Some records
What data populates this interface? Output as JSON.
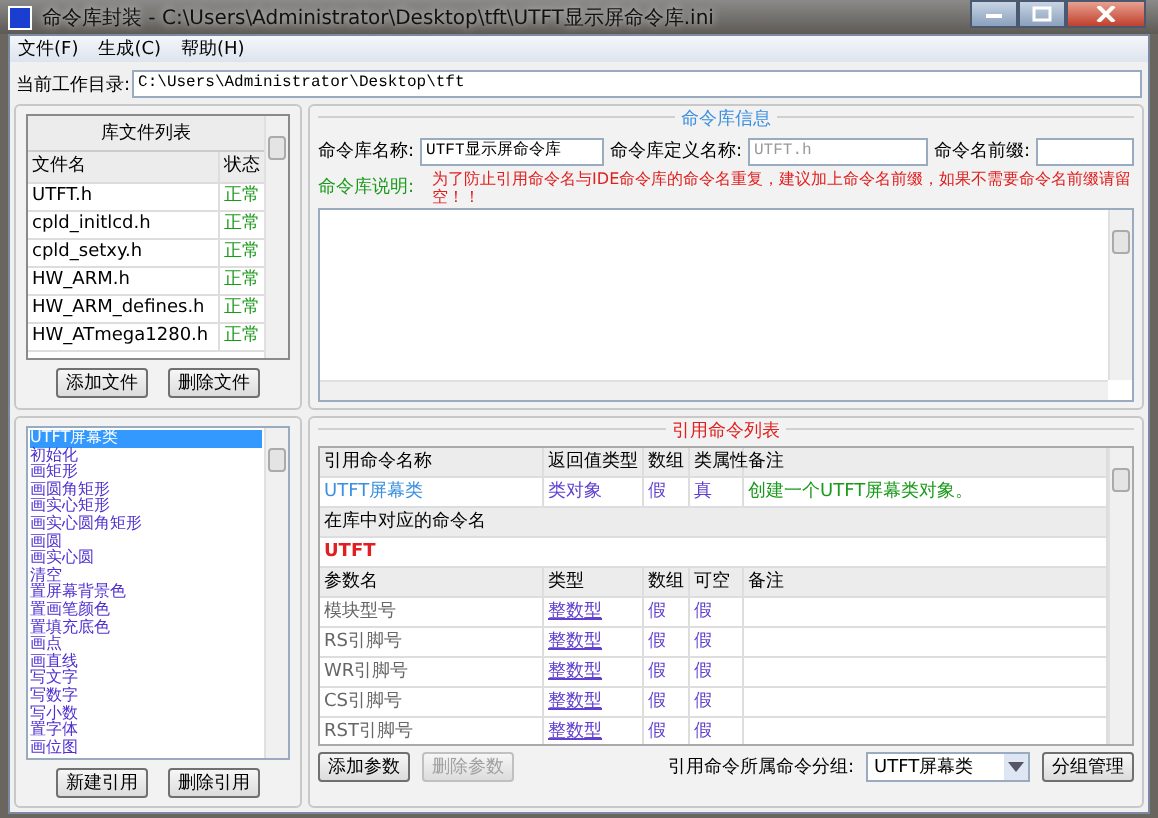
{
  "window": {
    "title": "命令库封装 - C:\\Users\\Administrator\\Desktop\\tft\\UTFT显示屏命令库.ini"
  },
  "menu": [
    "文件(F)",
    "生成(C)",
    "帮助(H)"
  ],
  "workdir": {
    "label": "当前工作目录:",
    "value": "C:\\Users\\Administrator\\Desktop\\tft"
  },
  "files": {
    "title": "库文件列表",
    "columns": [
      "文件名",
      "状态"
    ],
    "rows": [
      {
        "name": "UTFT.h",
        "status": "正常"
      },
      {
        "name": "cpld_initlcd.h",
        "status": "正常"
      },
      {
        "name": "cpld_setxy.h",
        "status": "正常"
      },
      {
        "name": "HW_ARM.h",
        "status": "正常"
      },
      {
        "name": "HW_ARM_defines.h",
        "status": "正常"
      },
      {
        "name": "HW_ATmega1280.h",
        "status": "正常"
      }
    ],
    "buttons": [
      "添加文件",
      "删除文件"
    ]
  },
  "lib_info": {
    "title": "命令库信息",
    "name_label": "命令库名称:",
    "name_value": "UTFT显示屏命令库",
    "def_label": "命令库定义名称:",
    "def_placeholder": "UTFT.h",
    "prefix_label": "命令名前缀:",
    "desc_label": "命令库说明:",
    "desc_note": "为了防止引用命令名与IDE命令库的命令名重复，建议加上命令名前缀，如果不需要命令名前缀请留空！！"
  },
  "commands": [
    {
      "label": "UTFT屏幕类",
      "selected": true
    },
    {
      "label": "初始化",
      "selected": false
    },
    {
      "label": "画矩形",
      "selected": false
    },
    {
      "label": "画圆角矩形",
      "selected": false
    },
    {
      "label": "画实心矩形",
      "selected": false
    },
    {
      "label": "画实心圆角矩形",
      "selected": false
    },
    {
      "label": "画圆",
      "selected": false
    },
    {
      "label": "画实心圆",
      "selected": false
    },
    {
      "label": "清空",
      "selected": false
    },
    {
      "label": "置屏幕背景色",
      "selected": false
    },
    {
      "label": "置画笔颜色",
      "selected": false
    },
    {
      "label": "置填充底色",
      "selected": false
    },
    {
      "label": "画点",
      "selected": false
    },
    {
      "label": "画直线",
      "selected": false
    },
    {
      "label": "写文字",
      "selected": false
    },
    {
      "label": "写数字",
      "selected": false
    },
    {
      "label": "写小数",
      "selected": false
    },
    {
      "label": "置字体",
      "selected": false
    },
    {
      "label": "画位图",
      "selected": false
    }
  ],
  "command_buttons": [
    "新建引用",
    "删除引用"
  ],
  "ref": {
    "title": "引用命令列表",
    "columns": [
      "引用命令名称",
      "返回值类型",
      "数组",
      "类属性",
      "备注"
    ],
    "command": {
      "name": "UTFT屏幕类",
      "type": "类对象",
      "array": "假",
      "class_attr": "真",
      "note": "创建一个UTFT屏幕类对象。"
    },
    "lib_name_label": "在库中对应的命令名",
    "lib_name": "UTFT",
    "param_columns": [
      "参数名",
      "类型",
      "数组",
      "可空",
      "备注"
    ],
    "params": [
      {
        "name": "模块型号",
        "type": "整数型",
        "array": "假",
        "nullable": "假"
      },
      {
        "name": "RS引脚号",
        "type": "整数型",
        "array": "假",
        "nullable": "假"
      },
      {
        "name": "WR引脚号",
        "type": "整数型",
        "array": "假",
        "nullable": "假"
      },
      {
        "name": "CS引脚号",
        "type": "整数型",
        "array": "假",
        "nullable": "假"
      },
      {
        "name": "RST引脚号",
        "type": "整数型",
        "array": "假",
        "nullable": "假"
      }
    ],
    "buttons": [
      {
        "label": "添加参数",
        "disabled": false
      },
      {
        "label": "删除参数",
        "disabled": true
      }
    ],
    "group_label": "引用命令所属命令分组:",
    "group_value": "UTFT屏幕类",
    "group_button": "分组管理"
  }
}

▶ **Written request**
Retype the whole listing exactly and leave the pictures out.

▶ **Response for this exercise**
What data populates this interface? Output as JSON.
{
  "window": {
    "title": "命令库封装 - C:\\Users\\Administrator\\Desktop\\tft\\UTFT显示屏命令库.ini"
  },
  "menu": [
    "文件(F)",
    "生成(C)",
    "帮助(H)"
  ],
  "workdir": {
    "label": "当前工作目录:",
    "value": "C:\\Users\\Administrator\\Desktop\\tft"
  },
  "files": {
    "title": "库文件列表",
    "columns": [
      "文件名",
      "状态"
    ],
    "rows": [
      {
        "name": "UTFT.h",
        "status": "正常"
      },
      {
        "name": "cpld_initlcd.h",
        "status": "正常"
      },
      {
        "name": "cpld_setxy.h",
        "status": "正常"
      },
      {
        "name": "HW_ARM.h",
        "status": "正常"
      },
      {
        "name": "HW_ARM_defines.h",
        "status": "正常"
      },
      {
        "name": "HW_ATmega1280.h",
        "status": "正常"
      }
    ],
    "buttons": [
      "添加文件",
      "删除文件"
    ]
  },
  "lib_info": {
    "title": "命令库信息",
    "name_label": "命令库名称:",
    "name_value": "UTFT显示屏命令库",
    "def_label": "命令库定义名称:",
    "def_placeholder": "UTFT.h",
    "prefix_label": "命令名前缀:",
    "desc_label": "命令库说明:",
    "desc_note": "为了防止引用命令名与IDE命令库的命令名重复，建议加上命令名前缀，如果不需要命令名前缀请留空！！"
  },
  "commands": [
    {
      "label": "UTFT屏幕类",
      "selected": true
    },
    {
      "label": "初始化",
      "selected": false
    },
    {
      "label": "画矩形",
      "selected": false
    },
    {
      "label": "画圆角矩形",
      "selected": false
    },
    {
      "label": "画实心矩形",
      "selected": false
    },
    {
      "label": "画实心圆角矩形",
      "selected": false
    },
    {
      "label": "画圆",
      "selected": false
    },
    {
      "label": "画实心圆",
      "selected": false
    },
    {
      "label": "清空",
      "selected": false
    },
    {
      "label": "置屏幕背景色",
      "selected": false
    },
    {
      "label": "置画笔颜色",
      "selected": false
    },
    {
      "label": "置填充底色",
      "selected": false
    },
    {
      "label": "画点",
      "selected": false
    },
    {
      "label": "画直线",
      "selected": false
    },
    {
      "label": "写文字",
      "selected": false
    },
    {
      "label": "写数字",
      "selected": false
    },
    {
      "label": "写小数",
      "selected": false
    },
    {
      "label": "置字体",
      "selected": false
    },
    {
      "label": "画位图",
      "selected": false
    }
  ],
  "command_buttons": [
    "新建引用",
    "删除引用"
  ],
  "ref": {
    "title": "引用命令列表",
    "columns": [
      "引用命令名称",
      "返回值类型",
      "数组",
      "类属性",
      "备注"
    ],
    "command": {
      "name": "UTFT屏幕类",
      "type": "类对象",
      "array": "假",
      "class_attr": "真",
      "note": "创建一个UTFT屏幕类对象。"
    },
    "lib_name_label": "在库中对应的命令名",
    "lib_name": "UTFT",
    "param_columns": [
      "参数名",
      "类型",
      "数组",
      "可空",
      "备注"
    ],
    "params": [
      {
        "name": "模块型号",
        "type": "整数型",
        "array": "假",
        "nullable": "假"
      },
      {
        "name": "RS引脚号",
        "type": "整数型",
        "array": "假",
        "nullable": "假"
      },
      {
        "name": "WR引脚号",
        "type": "整数型",
        "array": "假",
        "nullable": "假"
      },
      {
        "name": "CS引脚号",
        "type": "整数型",
        "array": "假",
        "nullable": "假"
      },
      {
        "name": "RST引脚号",
        "type": "整数型",
        "array": "假",
        "nullable": "假"
      }
    ],
    "buttons": [
      {
        "label": "添加参数",
        "disabled": false
      },
      {
        "label": "删除参数",
        "disabled": true
      }
    ],
    "group_label": "引用命令所属命令分组:",
    "group_value": "UTFT屏幕类",
    "group_button": "分组管理"
  }
}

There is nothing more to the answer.